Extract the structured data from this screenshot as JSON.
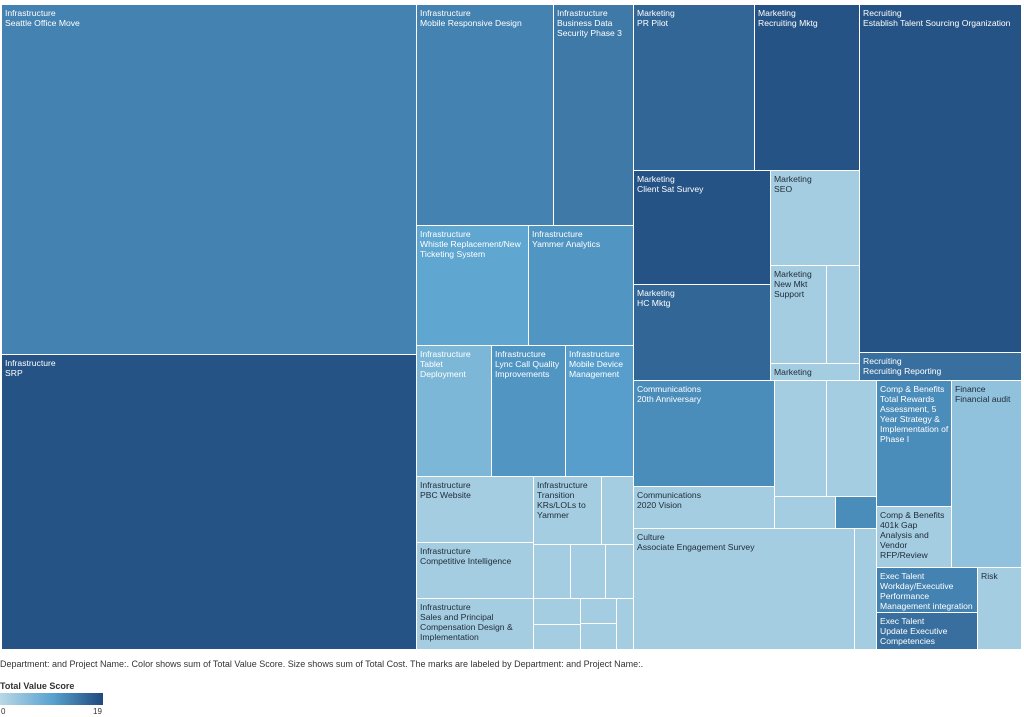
{
  "chart_data": {
    "type": "treemap",
    "size_measure": "Total Cost",
    "color_measure": "Total Value Score",
    "color_range": [
      0,
      19
    ],
    "colors": {
      "low": "#b9d8e6",
      "mid": "#5aa3d0",
      "high": "#1f4a7c"
    },
    "tiles": [
      {
        "department": "Infrastructure",
        "project": "Seattle Office Move",
        "value_score": 13
      },
      {
        "department": "Infrastructure",
        "project": "SRP",
        "value_score": 18
      },
      {
        "department": "Infrastructure",
        "project": "Mobile Responsive Design",
        "value_score": 13
      },
      {
        "department": "Infrastructure",
        "project": "Business Data Security Phase 3",
        "value_score": 14
      },
      {
        "department": "Infrastructure",
        "project": "Whistle Replacement/New Ticketing System",
        "value_score": 9
      },
      {
        "department": "Infrastructure",
        "project": "Yammer Analytics",
        "value_score": 11
      },
      {
        "department": "Infrastructure",
        "project": "Tablet Deployment",
        "value_score": 6
      },
      {
        "department": "Infrastructure",
        "project": "Lync Call Quality Improvements",
        "value_score": 11
      },
      {
        "department": "Infrastructure",
        "project": "Mobile Device Management",
        "value_score": 10
      },
      {
        "department": "Infrastructure",
        "project": "PBC Website",
        "value_score": 2
      },
      {
        "department": "Infrastructure",
        "project": "Transition KRs/LOLs to Yammer",
        "value_score": 2
      },
      {
        "department": "Infrastructure",
        "project": "Competitive Intelligence",
        "value_score": 2
      },
      {
        "department": "Infrastructure",
        "project": "Sales and Principal Compensation Design & Implementation",
        "value_score": 2
      },
      {
        "department": "Marketing",
        "project": "PR Pilot",
        "value_score": 16
      },
      {
        "department": "Marketing",
        "project": "Recruiting Mktg",
        "value_score": 18
      },
      {
        "department": "Marketing",
        "project": "Client Sat Survey",
        "value_score": 18
      },
      {
        "department": "Marketing",
        "project": "SEO",
        "value_score": 2
      },
      {
        "department": "Marketing",
        "project": "HC Mktg",
        "value_score": 16
      },
      {
        "department": "Marketing",
        "project": "New Mkt Support",
        "value_score": 2
      },
      {
        "department": "Marketing",
        "project": "",
        "value_score": 2
      },
      {
        "department": "Recruiting",
        "project": "Establish Talent Sourcing Organization",
        "value_score": 18
      },
      {
        "department": "Recruiting",
        "project": "Recruiting Reporting",
        "value_score": 15
      },
      {
        "department": "Communications",
        "project": "20th Anniversary",
        "value_score": 12
      },
      {
        "department": "Communications",
        "project": "2020 Vision",
        "value_score": 2
      },
      {
        "department": "Culture",
        "project": "Associate Engagement Survey",
        "value_score": 2
      },
      {
        "department": "Comp & Benefits",
        "project": "Total Rewards Assessment, 5 Year Strategy & Implementation of Phase I",
        "value_score": 12
      },
      {
        "department": "Comp & Benefits",
        "project": "401k Gap Analysis and Vendor RFP/Review",
        "value_score": 2
      },
      {
        "department": "Finance",
        "project": "Financial audit",
        "value_score": 4
      },
      {
        "department": "Exec Talent",
        "project": "Workday/Executive Performance Management integration",
        "value_score": 13
      },
      {
        "department": "Exec Talent",
        "project": "Update Executive Competencies",
        "value_score": 15
      },
      {
        "department": "Risk",
        "project": "",
        "value_score": 2
      }
    ],
    "unlabeled_tiles": [
      2,
      2,
      2,
      2,
      2,
      2,
      2,
      2,
      2,
      2,
      2,
      2,
      2,
      12,
      2,
      2
    ]
  },
  "caption": "Department: and Project Name:.  Color shows sum of Total Value Score.  Size shows sum of Total Cost.  The marks are labeled by Department: and Project Name:.",
  "legend": {
    "title": "Total Value Score",
    "min_label": "0",
    "max_label": "19"
  }
}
^^^^^^^^^^^^^^^^
WHAT YOU ARE ASKED TO DO ::
Give all the lines above again, character for character, without pictures.

EXERCISE ANSWER ::
Extract the structured data from this screenshot as JSON.
{
  "chart_data": {
    "type": "treemap",
    "size_measure": "Total Cost",
    "color_measure": "Total Value Score",
    "color_range": [
      0,
      19
    ],
    "colors": {
      "low": "#b9d8e6",
      "mid": "#5aa3d0",
      "high": "#1f4a7c"
    },
    "tiles": [
      {
        "department": "Infrastructure",
        "project": "Seattle Office Move",
        "value_score": 13
      },
      {
        "department": "Infrastructure",
        "project": "SRP",
        "value_score": 18
      },
      {
        "department": "Infrastructure",
        "project": "Mobile Responsive Design",
        "value_score": 13
      },
      {
        "department": "Infrastructure",
        "project": "Business Data Security Phase 3",
        "value_score": 14
      },
      {
        "department": "Infrastructure",
        "project": "Whistle Replacement/New Ticketing System",
        "value_score": 9
      },
      {
        "department": "Infrastructure",
        "project": "Yammer Analytics",
        "value_score": 11
      },
      {
        "department": "Infrastructure",
        "project": "Tablet Deployment",
        "value_score": 6
      },
      {
        "department": "Infrastructure",
        "project": "Lync Call Quality Improvements",
        "value_score": 11
      },
      {
        "department": "Infrastructure",
        "project": "Mobile Device Management",
        "value_score": 10
      },
      {
        "department": "Infrastructure",
        "project": "PBC Website",
        "value_score": 2
      },
      {
        "department": "Infrastructure",
        "project": "Transition KRs/LOLs to Yammer",
        "value_score": 2
      },
      {
        "department": "Infrastructure",
        "project": "Competitive Intelligence",
        "value_score": 2
      },
      {
        "department": "Infrastructure",
        "project": "Sales and Principal Compensation Design & Implementation",
        "value_score": 2
      },
      {
        "department": "Marketing",
        "project": "PR Pilot",
        "value_score": 16
      },
      {
        "department": "Marketing",
        "project": "Recruiting Mktg",
        "value_score": 18
      },
      {
        "department": "Marketing",
        "project": "Client Sat Survey",
        "value_score": 18
      },
      {
        "department": "Marketing",
        "project": "SEO",
        "value_score": 2
      },
      {
        "department": "Marketing",
        "project": "HC Mktg",
        "value_score": 16
      },
      {
        "department": "Marketing",
        "project": "New Mkt Support",
        "value_score": 2
      },
      {
        "department": "Marketing",
        "project": "",
        "value_score": 2
      },
      {
        "department": "Recruiting",
        "project": "Establish Talent Sourcing Organization",
        "value_score": 18
      },
      {
        "department": "Recruiting",
        "project": "Recruiting Reporting",
        "value_score": 15
      },
      {
        "department": "Communications",
        "project": "20th Anniversary",
        "value_score": 12
      },
      {
        "department": "Communications",
        "project": "2020 Vision",
        "value_score": 2
      },
      {
        "department": "Culture",
        "project": "Associate Engagement Survey",
        "value_score": 2
      },
      {
        "department": "Comp & Benefits",
        "project": "Total Rewards Assessment, 5 Year Strategy & Implementation of Phase I",
        "value_score": 12
      },
      {
        "department": "Comp & Benefits",
        "project": "401k Gap Analysis and Vendor RFP/Review",
        "value_score": 2
      },
      {
        "department": "Finance",
        "project": "Financial audit",
        "value_score": 4
      },
      {
        "department": "Exec Talent",
        "project": "Workday/Executive Performance Management integration",
        "value_score": 13
      },
      {
        "department": "Exec Talent",
        "project": "Update Executive Competencies",
        "value_score": 15
      },
      {
        "department": "Risk",
        "project": "",
        "value_score": 2
      }
    ],
    "unlabeled_tiles": [
      2,
      2,
      2,
      2,
      2,
      2,
      2,
      2,
      2,
      2,
      2,
      2,
      2,
      12,
      2,
      2
    ]
  },
  "caption": "Department: and Project Name:.  Color shows sum of Total Value Score.  Size shows sum of Total Cost.  The marks are labeled by Department: and Project Name:.",
  "legend": {
    "title": "Total Value Score",
    "min_label": "0",
    "max_label": "19"
  }
}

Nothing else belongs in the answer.